──────── Records for the task ────────

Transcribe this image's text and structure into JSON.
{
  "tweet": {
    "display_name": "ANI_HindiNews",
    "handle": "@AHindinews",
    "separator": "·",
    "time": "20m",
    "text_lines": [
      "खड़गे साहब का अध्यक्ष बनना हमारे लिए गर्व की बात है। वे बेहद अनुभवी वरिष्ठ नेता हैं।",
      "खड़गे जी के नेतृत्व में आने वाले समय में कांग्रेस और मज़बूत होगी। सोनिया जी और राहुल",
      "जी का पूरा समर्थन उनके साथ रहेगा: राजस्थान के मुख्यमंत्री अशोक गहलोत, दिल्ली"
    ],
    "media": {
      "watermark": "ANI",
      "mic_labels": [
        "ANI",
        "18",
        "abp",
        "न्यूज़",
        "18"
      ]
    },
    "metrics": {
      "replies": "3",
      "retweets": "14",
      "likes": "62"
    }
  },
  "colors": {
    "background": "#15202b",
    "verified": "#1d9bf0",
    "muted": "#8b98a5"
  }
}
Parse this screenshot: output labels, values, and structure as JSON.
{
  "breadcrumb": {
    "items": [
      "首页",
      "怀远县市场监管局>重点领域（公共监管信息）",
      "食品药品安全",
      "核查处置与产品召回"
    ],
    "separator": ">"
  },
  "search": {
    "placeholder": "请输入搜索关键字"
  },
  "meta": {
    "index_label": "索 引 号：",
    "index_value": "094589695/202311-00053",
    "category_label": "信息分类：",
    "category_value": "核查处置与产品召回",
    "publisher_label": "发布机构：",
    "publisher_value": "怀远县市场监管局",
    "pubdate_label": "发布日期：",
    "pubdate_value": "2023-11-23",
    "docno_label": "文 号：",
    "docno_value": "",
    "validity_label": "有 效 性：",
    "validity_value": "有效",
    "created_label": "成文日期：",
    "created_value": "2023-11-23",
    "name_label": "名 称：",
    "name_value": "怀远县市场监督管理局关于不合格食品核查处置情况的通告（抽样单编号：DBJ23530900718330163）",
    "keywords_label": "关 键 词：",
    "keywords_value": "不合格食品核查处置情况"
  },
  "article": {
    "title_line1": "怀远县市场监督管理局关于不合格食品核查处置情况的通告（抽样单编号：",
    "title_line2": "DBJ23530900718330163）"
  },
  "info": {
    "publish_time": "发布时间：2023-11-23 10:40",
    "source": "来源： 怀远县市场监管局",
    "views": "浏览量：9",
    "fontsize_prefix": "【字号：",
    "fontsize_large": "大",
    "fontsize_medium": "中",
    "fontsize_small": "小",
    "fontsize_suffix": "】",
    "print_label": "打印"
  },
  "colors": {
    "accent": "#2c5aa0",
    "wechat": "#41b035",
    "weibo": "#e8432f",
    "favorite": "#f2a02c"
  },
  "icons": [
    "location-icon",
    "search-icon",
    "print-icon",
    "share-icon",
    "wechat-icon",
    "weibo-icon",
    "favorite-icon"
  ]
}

────────

▶ Task to carry out
Output the listing above exactly as it appears.

▶ Exercise solution
Transcribe this image's text and structure into JSON.
{
  "tweet": {
    "display_name": "ANI_HindiNews",
    "handle": "@AHindinews",
    "separator": "·",
    "time": "20m",
    "text_lines": [
      "खड़गे साहब का अध्यक्ष बनना हमारे लिए गर्व की बात है। वे बेहद अनुभवी वरिष्ठ नेता हैं।",
      "खड़गे जी के नेतृत्व में आने वाले समय में कांग्रेस और मज़बूत होगी। सोनिया जी और राहुल",
      "जी का पूरा समर्थन उनके साथ रहेगा: राजस्थान के मुख्यमंत्री अशोक गहलोत, दिल्ली"
    ],
    "media": {
      "watermark": "ANI",
      "mic_labels": [
        "ANI",
        "18",
        "abp",
        "न्यूज़",
        "18"
      ]
    },
    "metrics": {
      "replies": "3",
      "retweets": "14",
      "likes": "62"
    }
  },
  "colors": {
    "background": "#15202b",
    "verified": "#1d9bf0",
    "muted": "#8b98a5"
  }
}
Parse this screenshot: output labels, values, and structure as JSON.
{
  "breadcrumb": {
    "items": [
      "首页",
      "怀远县市场监管局>重点领域（公共监管信息）",
      "食品药品安全",
      "核查处置与产品召回"
    ],
    "separator": ">"
  },
  "search": {
    "placeholder": "请输入搜索关键字"
  },
  "meta": {
    "index_label": "索 引 号：",
    "index_value": "094589695/202311-00053",
    "category_label": "信息分类：",
    "category_value": "核查处置与产品召回",
    "publisher_label": "发布机构：",
    "publisher_value": "怀远县市场监管局",
    "pubdate_label": "发布日期：",
    "pubdate_value": "2023-11-23",
    "docno_label": "文 号：",
    "docno_value": "",
    "validity_label": "有 效 性：",
    "validity_value": "有效",
    "created_label": "成文日期：",
    "created_value": "2023-11-23",
    "name_label": "名 称：",
    "name_value": "怀远县市场监督管理局关于不合格食品核查处置情况的通告（抽样单编号：DBJ23530900718330163）",
    "keywords_label": "关 键 词：",
    "keywords_value": "不合格食品核查处置情况"
  },
  "article": {
    "title_line1": "怀远县市场监督管理局关于不合格食品核查处置情况的通告（抽样单编号：",
    "title_line2": "DBJ23530900718330163）"
  },
  "info": {
    "publish_time": "发布时间：2023-11-23 10:40",
    "source": "来源： 怀远县市场监管局",
    "views": "浏览量：9",
    "fontsize_prefix": "【字号：",
    "fontsize_large": "大",
    "fontsize_medium": "中",
    "fontsize_small": "小",
    "fontsize_suffix": "】",
    "print_label": "打印"
  },
  "colors": {
    "accent": "#2c5aa0",
    "wechat": "#41b035",
    "weibo": "#e8432f",
    "favorite": "#f2a02c"
  },
  "icons": [
    "location-icon",
    "search-icon",
    "print-icon",
    "share-icon",
    "wechat-icon",
    "weibo-icon",
    "favorite-icon"
  ]
}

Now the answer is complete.